-- start Records supplied --

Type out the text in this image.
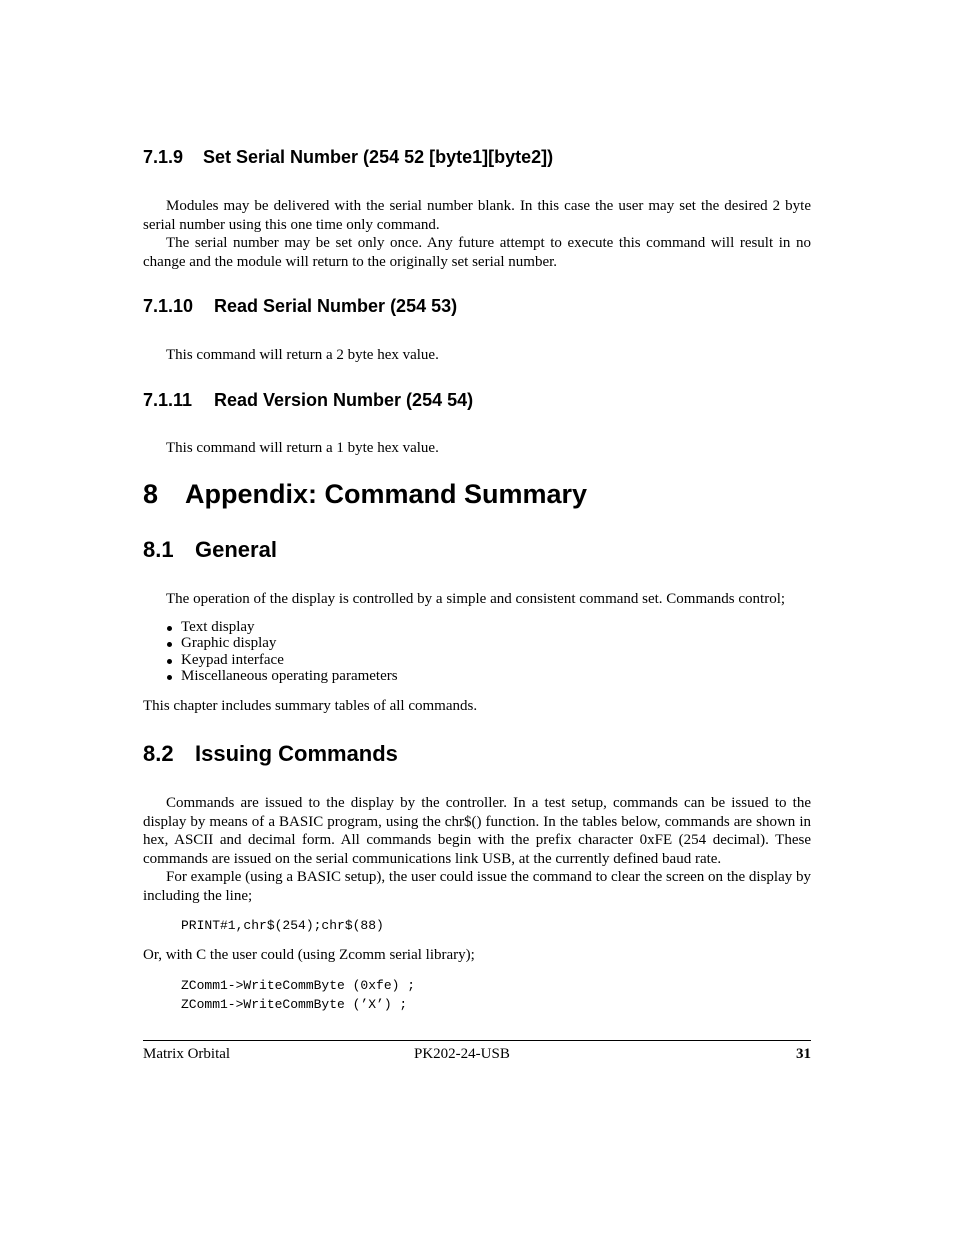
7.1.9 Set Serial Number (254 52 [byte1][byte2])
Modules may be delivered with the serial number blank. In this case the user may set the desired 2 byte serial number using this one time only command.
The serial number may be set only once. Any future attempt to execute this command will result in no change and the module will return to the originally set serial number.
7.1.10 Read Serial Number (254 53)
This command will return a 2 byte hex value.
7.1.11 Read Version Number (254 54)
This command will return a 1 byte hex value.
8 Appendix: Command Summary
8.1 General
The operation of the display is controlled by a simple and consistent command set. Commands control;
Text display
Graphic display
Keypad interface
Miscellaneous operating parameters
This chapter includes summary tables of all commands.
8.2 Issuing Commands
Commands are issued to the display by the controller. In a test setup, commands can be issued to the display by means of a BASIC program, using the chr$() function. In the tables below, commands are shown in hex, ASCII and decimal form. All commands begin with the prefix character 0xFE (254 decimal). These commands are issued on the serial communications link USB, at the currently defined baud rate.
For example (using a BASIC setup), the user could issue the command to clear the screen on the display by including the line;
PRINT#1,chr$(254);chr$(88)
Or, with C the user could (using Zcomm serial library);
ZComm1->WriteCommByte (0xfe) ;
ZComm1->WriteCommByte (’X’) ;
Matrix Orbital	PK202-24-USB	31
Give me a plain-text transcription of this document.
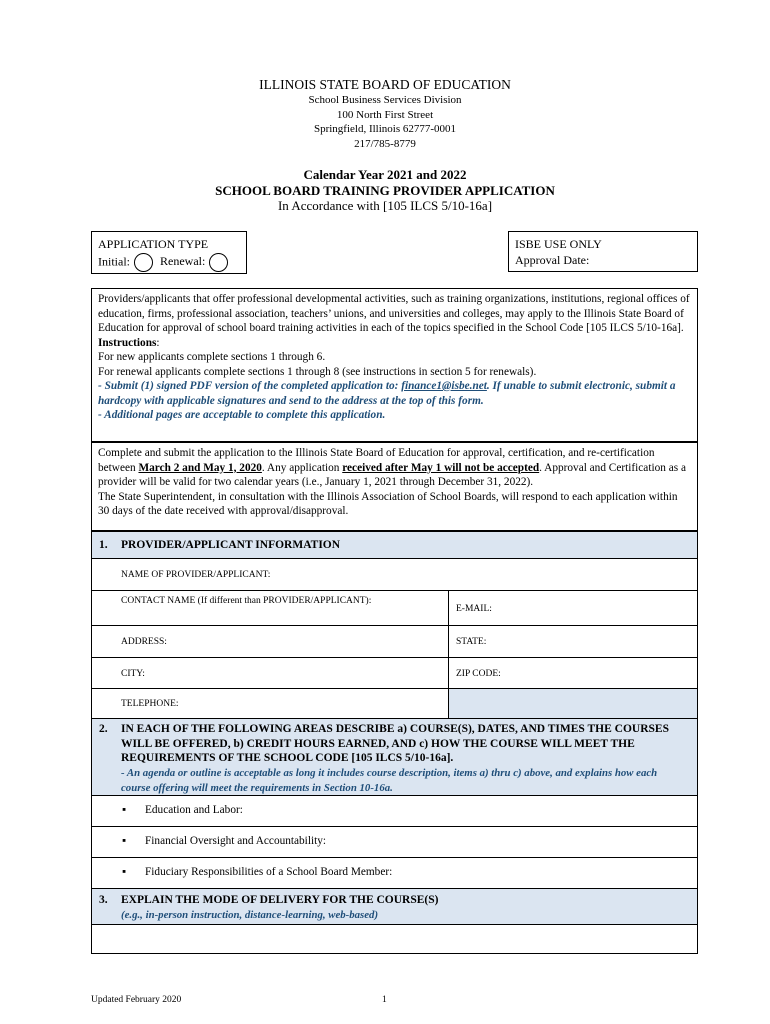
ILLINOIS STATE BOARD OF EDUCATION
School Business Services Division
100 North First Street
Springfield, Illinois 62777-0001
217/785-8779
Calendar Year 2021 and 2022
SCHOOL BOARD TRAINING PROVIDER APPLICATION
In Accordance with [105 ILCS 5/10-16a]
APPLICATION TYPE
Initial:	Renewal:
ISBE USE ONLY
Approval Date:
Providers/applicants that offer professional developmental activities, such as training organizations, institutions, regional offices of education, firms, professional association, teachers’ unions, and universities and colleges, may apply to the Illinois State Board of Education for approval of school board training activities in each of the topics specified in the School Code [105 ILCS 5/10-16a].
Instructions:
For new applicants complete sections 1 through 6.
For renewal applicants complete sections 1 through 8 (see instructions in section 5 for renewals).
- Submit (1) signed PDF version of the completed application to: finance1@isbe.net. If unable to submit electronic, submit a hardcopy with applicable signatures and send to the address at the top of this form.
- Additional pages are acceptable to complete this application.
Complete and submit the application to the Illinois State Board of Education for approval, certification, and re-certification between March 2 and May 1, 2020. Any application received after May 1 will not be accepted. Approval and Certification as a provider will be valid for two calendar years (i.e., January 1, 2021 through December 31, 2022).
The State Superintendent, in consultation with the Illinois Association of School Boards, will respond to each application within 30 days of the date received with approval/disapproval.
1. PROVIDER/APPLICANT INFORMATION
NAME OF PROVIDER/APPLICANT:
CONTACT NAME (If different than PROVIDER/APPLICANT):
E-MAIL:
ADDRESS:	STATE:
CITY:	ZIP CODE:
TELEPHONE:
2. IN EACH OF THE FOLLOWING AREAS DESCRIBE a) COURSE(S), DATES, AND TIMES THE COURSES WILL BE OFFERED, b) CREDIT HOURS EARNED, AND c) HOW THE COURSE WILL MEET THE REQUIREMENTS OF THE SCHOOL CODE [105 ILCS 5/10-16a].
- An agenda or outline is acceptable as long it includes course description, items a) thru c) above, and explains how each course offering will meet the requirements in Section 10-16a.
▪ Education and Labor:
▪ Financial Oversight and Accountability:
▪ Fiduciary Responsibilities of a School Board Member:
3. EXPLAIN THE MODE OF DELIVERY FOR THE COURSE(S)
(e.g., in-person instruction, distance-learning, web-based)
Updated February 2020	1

-- end Records supplied --

* [Instructions for the task] Without including any pictures, output all the entries above exactly.

* [Written reply]
Type out the text in this image.
7.1.9 Set Serial Number (254 52 [byte1][byte2])
Modules may be delivered with the serial number blank. In this case the user may set the desired 2 byte serial number using this one time only command.
The serial number may be set only once. Any future attempt to execute this command will result in no change and the module will return to the originally set serial number.
7.1.10 Read Serial Number (254 53)
This command will return a 2 byte hex value.
7.1.11 Read Version Number (254 54)
This command will return a 1 byte hex value.
8 Appendix: Command Summary
8.1 General
The operation of the display is controlled by a simple and consistent command set. Commands control;
Text display
Graphic display
Keypad interface
Miscellaneous operating parameters
This chapter includes summary tables of all commands.
8.2 Issuing Commands
Commands are issued to the display by the controller. In a test setup, commands can be issued to the display by means of a BASIC program, using the chr$() function. In the tables below, commands are shown in hex, ASCII and decimal form. All commands begin with the prefix character 0xFE (254 decimal). These commands are issued on the serial communications link USB, at the currently defined baud rate.
For example (using a BASIC setup), the user could issue the command to clear the screen on the display by including the line;
PRINT#1,chr$(254);chr$(88)
Or, with C the user could (using Zcomm serial library);
ZComm1->WriteCommByte (0xfe) ;
ZComm1->WriteCommByte (’X’) ;
Matrix Orbital	PK202-24-USB	31
Give me a plain-text transcription of this document.
ILLINOIS STATE BOARD OF EDUCATION
School Business Services Division
100 North First Street
Springfield, Illinois 62777-0001
217/785-8779
Calendar Year 2021 and 2022
SCHOOL BOARD TRAINING PROVIDER APPLICATION
In Accordance with [105 ILCS 5/10-16a]
APPLICATION TYPE
Initial:	Renewal:
ISBE USE ONLY
Approval Date:
Providers/applicants that offer professional developmental activities, such as training organizations, institutions, regional offices of education, firms, professional association, teachers’ unions, and universities and colleges, may apply to the Illinois State Board of Education for approval of school board training activities in each of the topics specified in the School Code [105 ILCS 5/10-16a].
Instructions:
For new applicants complete sections 1 through 6.
For renewal applicants complete sections 1 through 8 (see instructions in section 5 for renewals).
- Submit (1) signed PDF version of the completed application to: finance1@isbe.net. If unable to submit electronic, submit a hardcopy with applicable signatures and send to the address at the top of this form.
- Additional pages are acceptable to complete this application.
Complete and submit the application to the Illinois State Board of Education for approval, certification, and re-certification between March 2 and May 1, 2020. Any application received after May 1 will not be accepted. Approval and Certification as a provider will be valid for two calendar years (i.e., January 1, 2021 through December 31, 2022).
The State Superintendent, in consultation with the Illinois Association of School Boards, will respond to each application within 30 days of the date received with approval/disapproval.
1. PROVIDER/APPLICANT INFORMATION
NAME OF PROVIDER/APPLICANT:
CONTACT NAME (If different than PROVIDER/APPLICANT):
E-MAIL:
ADDRESS:	STATE:
CITY:	ZIP CODE:
TELEPHONE:
2. IN EACH OF THE FOLLOWING AREAS DESCRIBE a) COURSE(S), DATES, AND TIMES THE COURSES WILL BE OFFERED, b) CREDIT HOURS EARNED, AND c) HOW THE COURSE WILL MEET THE REQUIREMENTS OF THE SCHOOL CODE [105 ILCS 5/10-16a].
- An agenda or outline is acceptable as long it includes course description, items a) thru c) above, and explains how each course offering will meet the requirements in Section 10-16a.
▪ Education and Labor:
▪ Financial Oversight and Accountability:
▪ Fiduciary Responsibilities of a School Board Member:
3. EXPLAIN THE MODE OF DELIVERY FOR THE COURSE(S)
(e.g., in-person instruction, distance-learning, web-based)
Updated February 2020	1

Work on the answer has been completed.